**EXTRACTED MATERIAL**
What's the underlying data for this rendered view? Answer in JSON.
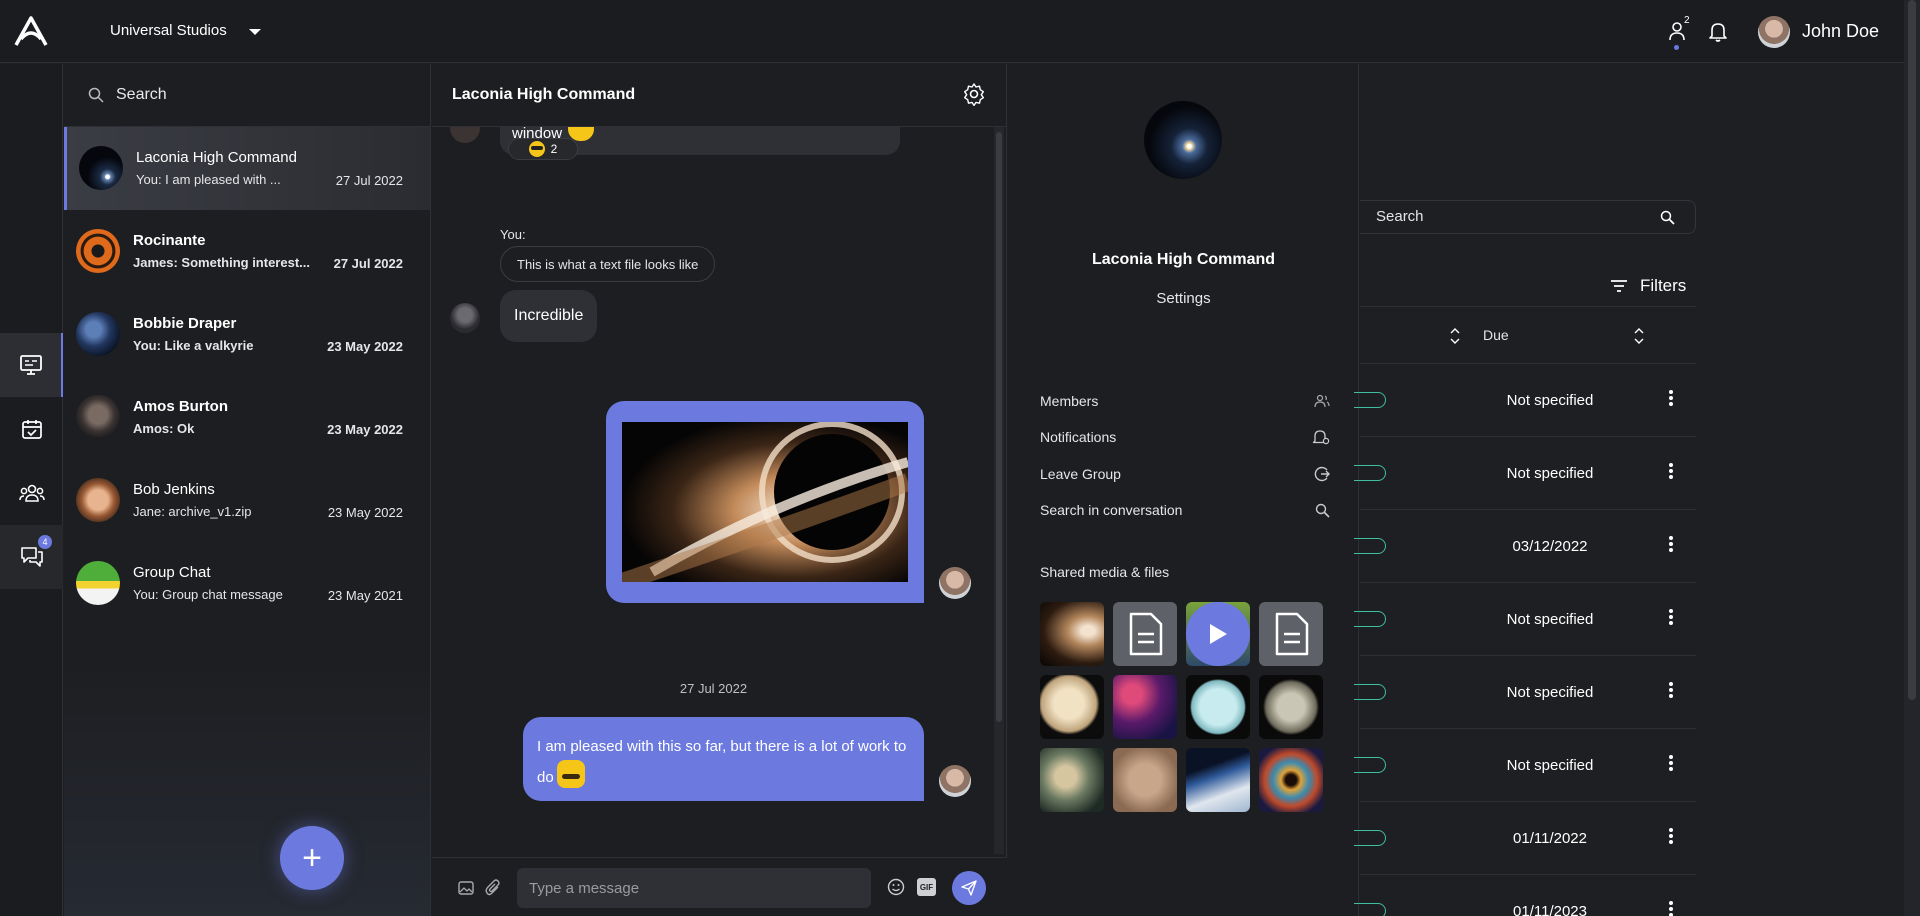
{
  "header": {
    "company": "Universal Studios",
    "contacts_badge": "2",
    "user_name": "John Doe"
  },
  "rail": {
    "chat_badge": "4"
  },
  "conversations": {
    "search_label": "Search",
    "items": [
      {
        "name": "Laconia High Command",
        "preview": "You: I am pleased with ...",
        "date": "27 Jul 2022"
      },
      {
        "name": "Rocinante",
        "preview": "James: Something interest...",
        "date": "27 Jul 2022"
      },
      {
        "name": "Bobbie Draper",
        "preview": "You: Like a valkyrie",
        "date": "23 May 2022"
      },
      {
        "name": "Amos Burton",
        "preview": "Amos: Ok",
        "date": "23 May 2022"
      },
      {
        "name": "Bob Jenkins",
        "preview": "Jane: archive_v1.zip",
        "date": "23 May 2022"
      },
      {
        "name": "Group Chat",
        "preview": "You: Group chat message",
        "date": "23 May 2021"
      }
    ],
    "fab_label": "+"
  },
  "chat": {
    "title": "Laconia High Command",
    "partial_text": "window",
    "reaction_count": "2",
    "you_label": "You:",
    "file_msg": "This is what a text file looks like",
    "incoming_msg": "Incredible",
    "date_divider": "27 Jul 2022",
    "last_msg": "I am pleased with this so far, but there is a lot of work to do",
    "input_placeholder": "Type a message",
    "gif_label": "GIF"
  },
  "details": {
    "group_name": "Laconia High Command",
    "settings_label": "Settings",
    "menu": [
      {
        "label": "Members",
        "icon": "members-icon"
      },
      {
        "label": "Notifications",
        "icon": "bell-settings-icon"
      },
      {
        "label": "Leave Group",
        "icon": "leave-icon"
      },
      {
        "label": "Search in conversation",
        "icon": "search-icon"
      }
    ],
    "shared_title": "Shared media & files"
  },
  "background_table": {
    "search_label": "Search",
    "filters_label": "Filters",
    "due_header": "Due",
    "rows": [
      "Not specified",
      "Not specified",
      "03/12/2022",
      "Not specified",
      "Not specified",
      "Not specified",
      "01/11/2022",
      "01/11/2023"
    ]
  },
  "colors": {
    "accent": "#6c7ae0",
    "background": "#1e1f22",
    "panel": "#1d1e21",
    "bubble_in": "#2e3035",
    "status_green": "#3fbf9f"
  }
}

**EXERCISE OBJECTIVE**
Output each line exactly; omit every picture.

**ANSWER TO THIS EXERCISE**
What's the underlying data for this rendered view? Answer in JSON.
{
  "header": {
    "company": "Universal Studios",
    "contacts_badge": "2",
    "user_name": "John Doe"
  },
  "rail": {
    "chat_badge": "4"
  },
  "conversations": {
    "search_label": "Search",
    "items": [
      {
        "name": "Laconia High Command",
        "preview": "You: I am pleased with ...",
        "date": "27 Jul 2022"
      },
      {
        "name": "Rocinante",
        "preview": "James: Something interest...",
        "date": "27 Jul 2022"
      },
      {
        "name": "Bobbie Draper",
        "preview": "You: Like a valkyrie",
        "date": "23 May 2022"
      },
      {
        "name": "Amos Burton",
        "preview": "Amos: Ok",
        "date": "23 May 2022"
      },
      {
        "name": "Bob Jenkins",
        "preview": "Jane: archive_v1.zip",
        "date": "23 May 2022"
      },
      {
        "name": "Group Chat",
        "preview": "You: Group chat message",
        "date": "23 May 2021"
      }
    ],
    "fab_label": "+"
  },
  "chat": {
    "title": "Laconia High Command",
    "partial_text": "window",
    "reaction_count": "2",
    "you_label": "You:",
    "file_msg": "This is what a text file looks like",
    "incoming_msg": "Incredible",
    "date_divider": "27 Jul 2022",
    "last_msg": "I am pleased with this so far, but there is a lot of work to do",
    "input_placeholder": "Type a message",
    "gif_label": "GIF"
  },
  "details": {
    "group_name": "Laconia High Command",
    "settings_label": "Settings",
    "menu": [
      {
        "label": "Members",
        "icon": "members-icon"
      },
      {
        "label": "Notifications",
        "icon": "bell-settings-icon"
      },
      {
        "label": "Leave Group",
        "icon": "leave-icon"
      },
      {
        "label": "Search in conversation",
        "icon": "search-icon"
      }
    ],
    "shared_title": "Shared media & files"
  },
  "background_table": {
    "search_label": "Search",
    "filters_label": "Filters",
    "due_header": "Due",
    "rows": [
      "Not specified",
      "Not specified",
      "03/12/2022",
      "Not specified",
      "Not specified",
      "Not specified",
      "01/11/2022",
      "01/11/2023"
    ]
  },
  "colors": {
    "accent": "#6c7ae0",
    "background": "#1e1f22",
    "panel": "#1d1e21",
    "bubble_in": "#2e3035",
    "status_green": "#3fbf9f"
  }
}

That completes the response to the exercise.